• [Rows from a figure dataset]
____________
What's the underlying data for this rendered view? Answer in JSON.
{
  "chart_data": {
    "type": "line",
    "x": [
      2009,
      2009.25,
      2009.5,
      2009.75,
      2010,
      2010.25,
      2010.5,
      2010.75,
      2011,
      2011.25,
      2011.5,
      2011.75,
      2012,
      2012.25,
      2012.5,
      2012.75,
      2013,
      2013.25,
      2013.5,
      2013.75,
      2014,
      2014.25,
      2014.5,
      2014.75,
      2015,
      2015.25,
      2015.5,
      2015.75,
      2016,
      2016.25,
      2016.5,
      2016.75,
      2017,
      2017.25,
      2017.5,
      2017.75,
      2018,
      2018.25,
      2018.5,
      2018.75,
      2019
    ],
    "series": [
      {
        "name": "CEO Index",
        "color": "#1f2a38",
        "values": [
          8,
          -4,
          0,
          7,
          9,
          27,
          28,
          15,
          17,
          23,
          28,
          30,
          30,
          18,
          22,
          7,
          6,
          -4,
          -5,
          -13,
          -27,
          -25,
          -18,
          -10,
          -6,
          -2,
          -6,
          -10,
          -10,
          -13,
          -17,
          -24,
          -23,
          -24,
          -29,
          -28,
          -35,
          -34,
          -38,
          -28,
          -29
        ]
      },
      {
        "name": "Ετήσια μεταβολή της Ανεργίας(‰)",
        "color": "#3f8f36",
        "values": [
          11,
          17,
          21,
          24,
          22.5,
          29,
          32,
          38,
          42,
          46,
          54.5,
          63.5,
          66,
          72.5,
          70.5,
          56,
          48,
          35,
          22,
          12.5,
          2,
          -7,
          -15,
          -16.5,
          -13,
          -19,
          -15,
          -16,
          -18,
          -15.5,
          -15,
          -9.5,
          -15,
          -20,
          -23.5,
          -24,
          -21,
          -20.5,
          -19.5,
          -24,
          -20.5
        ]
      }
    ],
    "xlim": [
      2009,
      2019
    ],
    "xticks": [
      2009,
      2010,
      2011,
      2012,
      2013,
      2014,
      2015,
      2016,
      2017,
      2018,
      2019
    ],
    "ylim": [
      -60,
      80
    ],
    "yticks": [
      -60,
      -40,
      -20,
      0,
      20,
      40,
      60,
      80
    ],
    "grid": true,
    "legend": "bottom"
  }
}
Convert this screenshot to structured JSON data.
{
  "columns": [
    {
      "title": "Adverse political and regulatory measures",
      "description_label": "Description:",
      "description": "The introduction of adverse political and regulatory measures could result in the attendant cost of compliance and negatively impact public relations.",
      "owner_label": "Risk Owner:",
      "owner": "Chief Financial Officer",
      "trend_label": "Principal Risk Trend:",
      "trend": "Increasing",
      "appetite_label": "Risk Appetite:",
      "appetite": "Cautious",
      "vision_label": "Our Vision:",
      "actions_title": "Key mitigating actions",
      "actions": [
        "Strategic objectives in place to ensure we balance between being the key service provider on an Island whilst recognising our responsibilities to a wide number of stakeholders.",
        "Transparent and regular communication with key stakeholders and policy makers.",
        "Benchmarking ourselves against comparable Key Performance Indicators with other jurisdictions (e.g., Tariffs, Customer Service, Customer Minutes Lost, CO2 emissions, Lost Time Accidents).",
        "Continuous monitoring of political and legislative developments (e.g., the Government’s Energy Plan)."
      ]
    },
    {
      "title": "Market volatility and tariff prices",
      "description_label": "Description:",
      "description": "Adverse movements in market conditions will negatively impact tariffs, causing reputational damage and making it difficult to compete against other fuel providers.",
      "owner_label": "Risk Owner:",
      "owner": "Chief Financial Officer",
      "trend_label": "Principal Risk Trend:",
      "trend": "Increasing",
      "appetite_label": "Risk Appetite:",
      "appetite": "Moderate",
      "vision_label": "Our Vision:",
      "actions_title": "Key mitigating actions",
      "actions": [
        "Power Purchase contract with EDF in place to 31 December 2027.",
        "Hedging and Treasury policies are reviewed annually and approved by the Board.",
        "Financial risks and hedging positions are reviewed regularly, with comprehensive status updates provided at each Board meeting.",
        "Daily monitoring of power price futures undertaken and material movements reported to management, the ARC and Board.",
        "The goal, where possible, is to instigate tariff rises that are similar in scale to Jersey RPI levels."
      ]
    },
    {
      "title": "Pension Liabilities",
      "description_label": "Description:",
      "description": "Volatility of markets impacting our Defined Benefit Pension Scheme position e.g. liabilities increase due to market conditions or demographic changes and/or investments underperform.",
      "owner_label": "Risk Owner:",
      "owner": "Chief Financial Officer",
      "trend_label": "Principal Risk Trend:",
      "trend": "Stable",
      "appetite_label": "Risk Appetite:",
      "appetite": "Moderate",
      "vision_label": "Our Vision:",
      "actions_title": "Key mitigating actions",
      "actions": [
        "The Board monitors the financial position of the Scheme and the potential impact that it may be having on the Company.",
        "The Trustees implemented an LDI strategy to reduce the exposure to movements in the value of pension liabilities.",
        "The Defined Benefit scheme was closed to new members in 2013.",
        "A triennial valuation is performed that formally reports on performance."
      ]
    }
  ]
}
____________
• [TASK TO CARRY OUT]
Write out all records exactly, keeping every detail.

• [FINAL ANSWER]
What's the underlying data for this rendered view? Answer in JSON.
{
  "chart_data": {
    "type": "line",
    "x": [
      2009,
      2009.25,
      2009.5,
      2009.75,
      2010,
      2010.25,
      2010.5,
      2010.75,
      2011,
      2011.25,
      2011.5,
      2011.75,
      2012,
      2012.25,
      2012.5,
      2012.75,
      2013,
      2013.25,
      2013.5,
      2013.75,
      2014,
      2014.25,
      2014.5,
      2014.75,
      2015,
      2015.25,
      2015.5,
      2015.75,
      2016,
      2016.25,
      2016.5,
      2016.75,
      2017,
      2017.25,
      2017.5,
      2017.75,
      2018,
      2018.25,
      2018.5,
      2018.75,
      2019
    ],
    "series": [
      {
        "name": "CEO Index",
        "color": "#1f2a38",
        "values": [
          8,
          -4,
          0,
          7,
          9,
          27,
          28,
          15,
          17,
          23,
          28,
          30,
          30,
          18,
          22,
          7,
          6,
          -4,
          -5,
          -13,
          -27,
          -25,
          -18,
          -10,
          -6,
          -2,
          -6,
          -10,
          -10,
          -13,
          -17,
          -24,
          -23,
          -24,
          -29,
          -28,
          -35,
          -34,
          -38,
          -28,
          -29
        ]
      },
      {
        "name": "Ετήσια μεταβολή της Ανεργίας(‰)",
        "color": "#3f8f36",
        "values": [
          11,
          17,
          21,
          24,
          22.5,
          29,
          32,
          38,
          42,
          46,
          54.5,
          63.5,
          66,
          72.5,
          70.5,
          56,
          48,
          35,
          22,
          12.5,
          2,
          -7,
          -15,
          -16.5,
          -13,
          -19,
          -15,
          -16,
          -18,
          -15.5,
          -15,
          -9.5,
          -15,
          -20,
          -23.5,
          -24,
          -21,
          -20.5,
          -19.5,
          -24,
          -20.5
        ]
      }
    ],
    "xlim": [
      2009,
      2019
    ],
    "xticks": [
      2009,
      2010,
      2011,
      2012,
      2013,
      2014,
      2015,
      2016,
      2017,
      2018,
      2019
    ],
    "ylim": [
      -60,
      80
    ],
    "yticks": [
      -60,
      -40,
      -20,
      0,
      20,
      40,
      60,
      80
    ],
    "grid": true,
    "legend": "bottom"
  }
}
Convert this screenshot to structured JSON data.
{
  "columns": [
    {
      "title": "Adverse political and regulatory measures",
      "description_label": "Description:",
      "description": "The introduction of adverse political and regulatory measures could result in the attendant cost of compliance and negatively impact public relations.",
      "owner_label": "Risk Owner:",
      "owner": "Chief Financial Officer",
      "trend_label": "Principal Risk Trend:",
      "trend": "Increasing",
      "appetite_label": "Risk Appetite:",
      "appetite": "Cautious",
      "vision_label": "Our Vision:",
      "actions_title": "Key mitigating actions",
      "actions": [
        "Strategic objectives in place to ensure we balance between being the key service provider on an Island whilst recognising our responsibilities to a wide number of stakeholders.",
        "Transparent and regular communication with key stakeholders and policy makers.",
        "Benchmarking ourselves against comparable Key Performance Indicators with other jurisdictions (e.g., Tariffs, Customer Service, Customer Minutes Lost, CO2 emissions, Lost Time Accidents).",
        "Continuous monitoring of political and legislative developments (e.g., the Government’s Energy Plan)."
      ]
    },
    {
      "title": "Market volatility and tariff prices",
      "description_label": "Description:",
      "description": "Adverse movements in market conditions will negatively impact tariffs, causing reputational damage and making it difficult to compete against other fuel providers.",
      "owner_label": "Risk Owner:",
      "owner": "Chief Financial Officer",
      "trend_label": "Principal Risk Trend:",
      "trend": "Increasing",
      "appetite_label": "Risk Appetite:",
      "appetite": "Moderate",
      "vision_label": "Our Vision:",
      "actions_title": "Key mitigating actions",
      "actions": [
        "Power Purchase contract with EDF in place to 31 December 2027.",
        "Hedging and Treasury policies are reviewed annually and approved by the Board.",
        "Financial risks and hedging positions are reviewed regularly, with comprehensive status updates provided at each Board meeting.",
        "Daily monitoring of power price futures undertaken and material movements reported to management, the ARC and Board.",
        "The goal, where possible, is to instigate tariff rises that are similar in scale to Jersey RPI levels."
      ]
    },
    {
      "title": "Pension Liabilities",
      "description_label": "Description:",
      "description": "Volatility of markets impacting our Defined Benefit Pension Scheme position e.g. liabilities increase due to market conditions or demographic changes and/or investments underperform.",
      "owner_label": "Risk Owner:",
      "owner": "Chief Financial Officer",
      "trend_label": "Principal Risk Trend:",
      "trend": "Stable",
      "appetite_label": "Risk Appetite:",
      "appetite": "Moderate",
      "vision_label": "Our Vision:",
      "actions_title": "Key mitigating actions",
      "actions": [
        "The Board monitors the financial position of the Scheme and the potential impact that it may be having on the Company.",
        "The Trustees implemented an LDI strategy to reduce the exposure to movements in the value of pension liabilities.",
        "The Defined Benefit scheme was closed to new members in 2013.",
        "A triennial valuation is performed that formally reports on performance."
      ]
    }
  ]
}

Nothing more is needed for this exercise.